■ **YOUR INSTRUCTIONS**
Report back each line of the records that contains the string "diamond".

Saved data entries

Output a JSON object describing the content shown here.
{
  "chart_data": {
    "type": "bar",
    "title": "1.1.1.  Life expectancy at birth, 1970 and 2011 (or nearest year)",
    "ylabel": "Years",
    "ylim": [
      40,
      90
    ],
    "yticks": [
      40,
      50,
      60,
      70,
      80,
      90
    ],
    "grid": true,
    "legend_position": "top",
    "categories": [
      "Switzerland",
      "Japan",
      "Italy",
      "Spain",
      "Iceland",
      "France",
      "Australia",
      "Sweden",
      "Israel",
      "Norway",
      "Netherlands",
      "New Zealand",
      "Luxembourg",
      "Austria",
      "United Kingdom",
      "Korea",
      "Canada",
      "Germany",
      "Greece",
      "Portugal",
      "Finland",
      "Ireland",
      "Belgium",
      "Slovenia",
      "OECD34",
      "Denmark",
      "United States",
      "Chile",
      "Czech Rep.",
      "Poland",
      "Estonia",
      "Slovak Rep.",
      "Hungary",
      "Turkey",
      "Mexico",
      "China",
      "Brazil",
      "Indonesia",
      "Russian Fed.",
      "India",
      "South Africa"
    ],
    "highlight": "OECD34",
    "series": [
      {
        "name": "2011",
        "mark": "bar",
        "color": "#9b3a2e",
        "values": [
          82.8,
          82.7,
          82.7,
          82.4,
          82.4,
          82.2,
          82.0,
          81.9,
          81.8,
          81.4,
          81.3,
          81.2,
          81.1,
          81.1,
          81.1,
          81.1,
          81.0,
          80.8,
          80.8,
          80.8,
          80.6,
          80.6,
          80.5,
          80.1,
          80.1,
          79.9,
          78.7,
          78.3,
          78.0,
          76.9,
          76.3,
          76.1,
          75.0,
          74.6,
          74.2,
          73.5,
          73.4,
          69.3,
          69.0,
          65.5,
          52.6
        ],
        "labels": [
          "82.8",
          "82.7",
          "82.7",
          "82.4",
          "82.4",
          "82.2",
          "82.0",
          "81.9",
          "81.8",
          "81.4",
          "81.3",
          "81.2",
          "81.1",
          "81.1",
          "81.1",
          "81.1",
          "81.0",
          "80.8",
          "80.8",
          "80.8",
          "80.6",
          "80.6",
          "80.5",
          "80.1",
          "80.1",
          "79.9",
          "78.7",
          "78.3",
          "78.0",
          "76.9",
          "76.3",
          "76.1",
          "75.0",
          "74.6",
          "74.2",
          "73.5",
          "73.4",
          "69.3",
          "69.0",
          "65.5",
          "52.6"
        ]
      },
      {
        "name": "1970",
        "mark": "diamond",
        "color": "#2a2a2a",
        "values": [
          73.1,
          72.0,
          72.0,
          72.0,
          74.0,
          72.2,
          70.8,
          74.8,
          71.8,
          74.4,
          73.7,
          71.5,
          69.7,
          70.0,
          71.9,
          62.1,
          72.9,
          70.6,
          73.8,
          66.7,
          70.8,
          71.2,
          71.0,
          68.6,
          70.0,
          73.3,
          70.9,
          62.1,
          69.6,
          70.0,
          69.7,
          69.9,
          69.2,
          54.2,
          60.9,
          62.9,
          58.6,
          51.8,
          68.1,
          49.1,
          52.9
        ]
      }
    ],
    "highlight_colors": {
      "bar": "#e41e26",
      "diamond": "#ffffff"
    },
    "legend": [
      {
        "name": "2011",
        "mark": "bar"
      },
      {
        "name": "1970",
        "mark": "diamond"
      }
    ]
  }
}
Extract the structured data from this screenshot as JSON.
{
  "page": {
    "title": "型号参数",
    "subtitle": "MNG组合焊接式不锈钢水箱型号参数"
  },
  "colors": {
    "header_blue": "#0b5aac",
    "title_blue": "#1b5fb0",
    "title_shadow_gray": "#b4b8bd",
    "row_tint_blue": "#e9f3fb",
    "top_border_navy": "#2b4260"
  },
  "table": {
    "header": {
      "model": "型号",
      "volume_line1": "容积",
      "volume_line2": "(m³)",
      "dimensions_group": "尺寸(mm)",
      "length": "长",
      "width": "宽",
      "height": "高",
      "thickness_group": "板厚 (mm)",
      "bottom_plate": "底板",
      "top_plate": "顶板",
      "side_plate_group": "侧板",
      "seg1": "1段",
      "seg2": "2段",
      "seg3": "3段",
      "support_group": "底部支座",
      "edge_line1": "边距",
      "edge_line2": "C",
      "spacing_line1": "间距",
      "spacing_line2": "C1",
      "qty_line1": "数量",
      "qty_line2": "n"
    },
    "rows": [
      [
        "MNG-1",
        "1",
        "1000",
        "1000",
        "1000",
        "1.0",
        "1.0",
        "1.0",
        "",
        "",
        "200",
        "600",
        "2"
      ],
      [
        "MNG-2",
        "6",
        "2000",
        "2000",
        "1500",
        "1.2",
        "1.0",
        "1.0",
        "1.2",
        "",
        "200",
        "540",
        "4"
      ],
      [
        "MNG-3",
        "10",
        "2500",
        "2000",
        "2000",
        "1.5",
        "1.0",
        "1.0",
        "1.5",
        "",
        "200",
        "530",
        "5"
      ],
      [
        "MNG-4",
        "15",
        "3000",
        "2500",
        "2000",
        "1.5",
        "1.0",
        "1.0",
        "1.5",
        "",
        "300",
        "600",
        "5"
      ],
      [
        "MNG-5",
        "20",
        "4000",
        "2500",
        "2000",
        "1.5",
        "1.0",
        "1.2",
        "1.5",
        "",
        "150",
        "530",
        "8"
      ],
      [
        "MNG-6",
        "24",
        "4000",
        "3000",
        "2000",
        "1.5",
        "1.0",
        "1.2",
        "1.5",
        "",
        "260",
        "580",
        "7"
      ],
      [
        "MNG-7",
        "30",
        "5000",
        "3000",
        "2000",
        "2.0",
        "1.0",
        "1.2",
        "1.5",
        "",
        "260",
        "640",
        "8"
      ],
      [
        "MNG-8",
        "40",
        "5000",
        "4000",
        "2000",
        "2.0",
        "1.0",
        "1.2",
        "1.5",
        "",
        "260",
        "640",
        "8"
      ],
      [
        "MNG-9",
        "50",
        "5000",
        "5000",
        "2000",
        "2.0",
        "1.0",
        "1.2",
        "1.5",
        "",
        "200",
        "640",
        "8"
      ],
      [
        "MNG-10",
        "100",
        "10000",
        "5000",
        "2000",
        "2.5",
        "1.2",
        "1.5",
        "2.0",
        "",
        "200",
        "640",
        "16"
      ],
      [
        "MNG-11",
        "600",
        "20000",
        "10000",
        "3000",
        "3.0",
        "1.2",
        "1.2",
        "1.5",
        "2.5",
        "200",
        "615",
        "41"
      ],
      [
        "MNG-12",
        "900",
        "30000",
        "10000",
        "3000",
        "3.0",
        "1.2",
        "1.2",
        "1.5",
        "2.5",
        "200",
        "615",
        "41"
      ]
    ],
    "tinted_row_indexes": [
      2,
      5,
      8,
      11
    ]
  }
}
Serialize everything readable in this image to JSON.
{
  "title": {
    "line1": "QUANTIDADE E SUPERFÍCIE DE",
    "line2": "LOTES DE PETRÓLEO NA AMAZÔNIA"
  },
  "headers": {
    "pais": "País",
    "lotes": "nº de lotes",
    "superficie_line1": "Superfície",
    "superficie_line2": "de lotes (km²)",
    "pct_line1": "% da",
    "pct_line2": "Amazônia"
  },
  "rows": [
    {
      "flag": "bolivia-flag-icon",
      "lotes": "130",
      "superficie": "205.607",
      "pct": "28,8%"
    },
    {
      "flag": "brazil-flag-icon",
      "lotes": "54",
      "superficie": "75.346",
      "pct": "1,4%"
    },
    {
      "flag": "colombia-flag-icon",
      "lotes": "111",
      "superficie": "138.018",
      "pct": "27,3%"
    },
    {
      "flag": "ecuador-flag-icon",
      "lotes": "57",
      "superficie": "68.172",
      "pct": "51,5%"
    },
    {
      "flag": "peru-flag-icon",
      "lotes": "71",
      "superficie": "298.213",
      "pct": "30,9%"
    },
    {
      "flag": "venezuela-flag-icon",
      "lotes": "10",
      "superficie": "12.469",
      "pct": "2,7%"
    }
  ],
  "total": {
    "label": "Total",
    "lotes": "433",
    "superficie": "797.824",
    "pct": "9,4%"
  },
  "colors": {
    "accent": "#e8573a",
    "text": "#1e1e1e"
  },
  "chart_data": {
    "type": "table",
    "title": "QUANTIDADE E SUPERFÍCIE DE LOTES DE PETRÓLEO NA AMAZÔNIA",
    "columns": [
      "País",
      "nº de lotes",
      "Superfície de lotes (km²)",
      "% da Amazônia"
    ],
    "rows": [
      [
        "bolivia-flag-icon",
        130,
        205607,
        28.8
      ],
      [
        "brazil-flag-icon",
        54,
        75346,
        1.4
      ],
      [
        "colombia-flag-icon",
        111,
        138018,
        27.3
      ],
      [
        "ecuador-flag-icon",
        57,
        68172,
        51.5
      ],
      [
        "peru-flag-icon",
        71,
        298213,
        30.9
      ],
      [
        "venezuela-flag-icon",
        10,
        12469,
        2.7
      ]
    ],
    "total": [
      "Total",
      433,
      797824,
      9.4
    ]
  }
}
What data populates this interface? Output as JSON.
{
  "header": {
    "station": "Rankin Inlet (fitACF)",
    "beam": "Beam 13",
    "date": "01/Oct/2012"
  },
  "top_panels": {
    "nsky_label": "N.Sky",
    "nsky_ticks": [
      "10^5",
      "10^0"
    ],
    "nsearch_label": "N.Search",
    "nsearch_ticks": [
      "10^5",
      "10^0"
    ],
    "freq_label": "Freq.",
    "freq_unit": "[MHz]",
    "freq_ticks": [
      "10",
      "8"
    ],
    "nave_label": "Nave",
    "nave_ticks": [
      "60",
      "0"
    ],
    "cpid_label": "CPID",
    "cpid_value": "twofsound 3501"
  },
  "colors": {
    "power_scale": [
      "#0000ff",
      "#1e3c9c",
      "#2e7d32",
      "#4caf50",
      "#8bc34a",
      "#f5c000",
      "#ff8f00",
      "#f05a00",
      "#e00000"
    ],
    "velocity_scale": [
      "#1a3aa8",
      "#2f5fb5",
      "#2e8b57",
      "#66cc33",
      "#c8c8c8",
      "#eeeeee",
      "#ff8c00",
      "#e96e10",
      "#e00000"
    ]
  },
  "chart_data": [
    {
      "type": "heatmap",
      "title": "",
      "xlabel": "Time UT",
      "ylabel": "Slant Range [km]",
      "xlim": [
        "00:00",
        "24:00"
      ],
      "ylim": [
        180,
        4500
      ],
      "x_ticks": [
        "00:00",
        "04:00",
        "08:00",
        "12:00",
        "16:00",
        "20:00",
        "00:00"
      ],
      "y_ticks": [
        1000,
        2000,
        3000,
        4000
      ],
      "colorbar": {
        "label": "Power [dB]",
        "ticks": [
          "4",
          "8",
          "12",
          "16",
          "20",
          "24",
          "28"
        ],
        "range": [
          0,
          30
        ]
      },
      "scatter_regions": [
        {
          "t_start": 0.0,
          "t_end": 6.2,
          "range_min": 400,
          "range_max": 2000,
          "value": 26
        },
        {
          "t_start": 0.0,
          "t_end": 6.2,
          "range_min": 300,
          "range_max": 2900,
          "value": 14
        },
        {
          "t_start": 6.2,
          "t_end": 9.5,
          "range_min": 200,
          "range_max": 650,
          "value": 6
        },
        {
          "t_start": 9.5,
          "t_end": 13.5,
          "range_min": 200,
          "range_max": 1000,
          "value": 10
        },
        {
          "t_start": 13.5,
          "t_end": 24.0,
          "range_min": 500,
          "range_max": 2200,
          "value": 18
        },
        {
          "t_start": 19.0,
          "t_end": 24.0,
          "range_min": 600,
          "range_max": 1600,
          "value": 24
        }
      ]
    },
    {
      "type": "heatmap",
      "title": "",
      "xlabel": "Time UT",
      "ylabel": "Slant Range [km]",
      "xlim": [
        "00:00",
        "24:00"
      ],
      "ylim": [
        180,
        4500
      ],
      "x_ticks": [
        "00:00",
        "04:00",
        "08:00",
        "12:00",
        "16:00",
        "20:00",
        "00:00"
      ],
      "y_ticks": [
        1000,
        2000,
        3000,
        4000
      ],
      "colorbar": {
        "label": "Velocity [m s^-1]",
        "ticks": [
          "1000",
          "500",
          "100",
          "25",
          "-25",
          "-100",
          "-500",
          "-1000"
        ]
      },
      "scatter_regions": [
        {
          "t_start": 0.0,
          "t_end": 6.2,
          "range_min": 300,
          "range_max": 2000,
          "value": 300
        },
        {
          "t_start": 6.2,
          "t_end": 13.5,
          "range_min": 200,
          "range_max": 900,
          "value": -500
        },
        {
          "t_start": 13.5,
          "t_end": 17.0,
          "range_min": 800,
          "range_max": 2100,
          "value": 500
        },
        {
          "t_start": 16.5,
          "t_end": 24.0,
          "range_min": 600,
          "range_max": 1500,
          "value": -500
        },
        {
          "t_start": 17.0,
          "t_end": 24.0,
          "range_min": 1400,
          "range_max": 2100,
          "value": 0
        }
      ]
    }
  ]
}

■ **TASK ANSWER**
        "mark": "diamond",
      "diamond": "#ffffff"
        "mark": "diamond"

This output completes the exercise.